# Data to use start

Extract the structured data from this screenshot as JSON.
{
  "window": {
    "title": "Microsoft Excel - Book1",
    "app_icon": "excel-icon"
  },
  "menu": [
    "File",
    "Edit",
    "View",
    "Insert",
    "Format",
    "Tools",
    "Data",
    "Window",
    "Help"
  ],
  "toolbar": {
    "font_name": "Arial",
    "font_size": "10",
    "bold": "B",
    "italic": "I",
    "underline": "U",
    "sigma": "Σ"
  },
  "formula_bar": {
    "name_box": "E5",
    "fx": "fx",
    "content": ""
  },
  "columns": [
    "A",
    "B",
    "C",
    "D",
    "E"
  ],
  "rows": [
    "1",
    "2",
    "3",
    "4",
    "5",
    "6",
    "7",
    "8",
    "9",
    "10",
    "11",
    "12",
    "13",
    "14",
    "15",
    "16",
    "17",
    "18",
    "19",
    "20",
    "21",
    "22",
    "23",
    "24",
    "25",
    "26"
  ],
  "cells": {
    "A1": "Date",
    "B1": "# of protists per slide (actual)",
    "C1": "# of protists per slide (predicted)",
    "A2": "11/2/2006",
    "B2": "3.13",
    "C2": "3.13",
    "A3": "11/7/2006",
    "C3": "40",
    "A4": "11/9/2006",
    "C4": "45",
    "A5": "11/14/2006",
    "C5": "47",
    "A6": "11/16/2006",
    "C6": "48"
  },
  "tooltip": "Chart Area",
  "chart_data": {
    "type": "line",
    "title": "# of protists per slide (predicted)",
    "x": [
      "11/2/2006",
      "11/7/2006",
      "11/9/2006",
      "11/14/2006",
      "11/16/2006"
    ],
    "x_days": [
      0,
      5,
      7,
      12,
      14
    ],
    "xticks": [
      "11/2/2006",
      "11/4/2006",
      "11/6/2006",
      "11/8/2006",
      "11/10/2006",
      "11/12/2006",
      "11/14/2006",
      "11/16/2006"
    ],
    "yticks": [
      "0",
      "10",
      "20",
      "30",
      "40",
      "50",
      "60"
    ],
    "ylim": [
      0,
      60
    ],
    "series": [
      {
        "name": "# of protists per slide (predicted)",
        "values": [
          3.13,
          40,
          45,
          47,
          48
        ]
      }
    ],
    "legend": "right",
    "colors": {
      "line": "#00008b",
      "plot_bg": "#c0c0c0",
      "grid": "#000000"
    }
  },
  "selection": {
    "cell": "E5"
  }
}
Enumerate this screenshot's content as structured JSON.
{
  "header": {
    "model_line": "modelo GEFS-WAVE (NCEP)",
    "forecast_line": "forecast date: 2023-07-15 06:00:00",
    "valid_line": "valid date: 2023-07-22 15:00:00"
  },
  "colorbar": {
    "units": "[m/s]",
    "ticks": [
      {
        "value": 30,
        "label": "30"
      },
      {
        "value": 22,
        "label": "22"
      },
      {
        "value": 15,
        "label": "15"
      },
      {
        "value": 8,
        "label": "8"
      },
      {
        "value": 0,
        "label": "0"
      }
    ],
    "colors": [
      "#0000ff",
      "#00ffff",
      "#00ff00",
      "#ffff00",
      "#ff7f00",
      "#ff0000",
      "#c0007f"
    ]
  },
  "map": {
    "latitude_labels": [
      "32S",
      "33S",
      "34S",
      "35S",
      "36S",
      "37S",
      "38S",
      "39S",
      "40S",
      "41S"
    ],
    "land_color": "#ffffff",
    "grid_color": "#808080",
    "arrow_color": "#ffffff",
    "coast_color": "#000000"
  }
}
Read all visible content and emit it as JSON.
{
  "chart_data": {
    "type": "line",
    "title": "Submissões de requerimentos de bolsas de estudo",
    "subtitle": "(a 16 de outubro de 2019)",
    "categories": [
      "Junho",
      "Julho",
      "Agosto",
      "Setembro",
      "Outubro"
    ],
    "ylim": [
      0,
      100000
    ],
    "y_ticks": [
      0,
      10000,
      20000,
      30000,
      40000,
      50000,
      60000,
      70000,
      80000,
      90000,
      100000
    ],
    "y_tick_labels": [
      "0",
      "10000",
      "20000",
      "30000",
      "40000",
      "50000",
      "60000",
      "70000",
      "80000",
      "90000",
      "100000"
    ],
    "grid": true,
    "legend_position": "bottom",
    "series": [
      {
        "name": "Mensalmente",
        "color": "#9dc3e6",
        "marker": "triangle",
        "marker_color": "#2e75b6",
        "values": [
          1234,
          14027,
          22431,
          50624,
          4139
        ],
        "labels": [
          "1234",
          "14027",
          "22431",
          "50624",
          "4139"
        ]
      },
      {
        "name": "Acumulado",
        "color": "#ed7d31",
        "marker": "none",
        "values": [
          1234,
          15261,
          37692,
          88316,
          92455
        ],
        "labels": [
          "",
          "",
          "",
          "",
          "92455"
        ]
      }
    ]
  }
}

# Data to use end

◆ **Instructions for the task**:
Pick each line holding the word "this" out of the listing.

◆ **Task output**:
Extract the structured data from this screenshot as JSON.
Enumerate this screenshot's content as structured JSON.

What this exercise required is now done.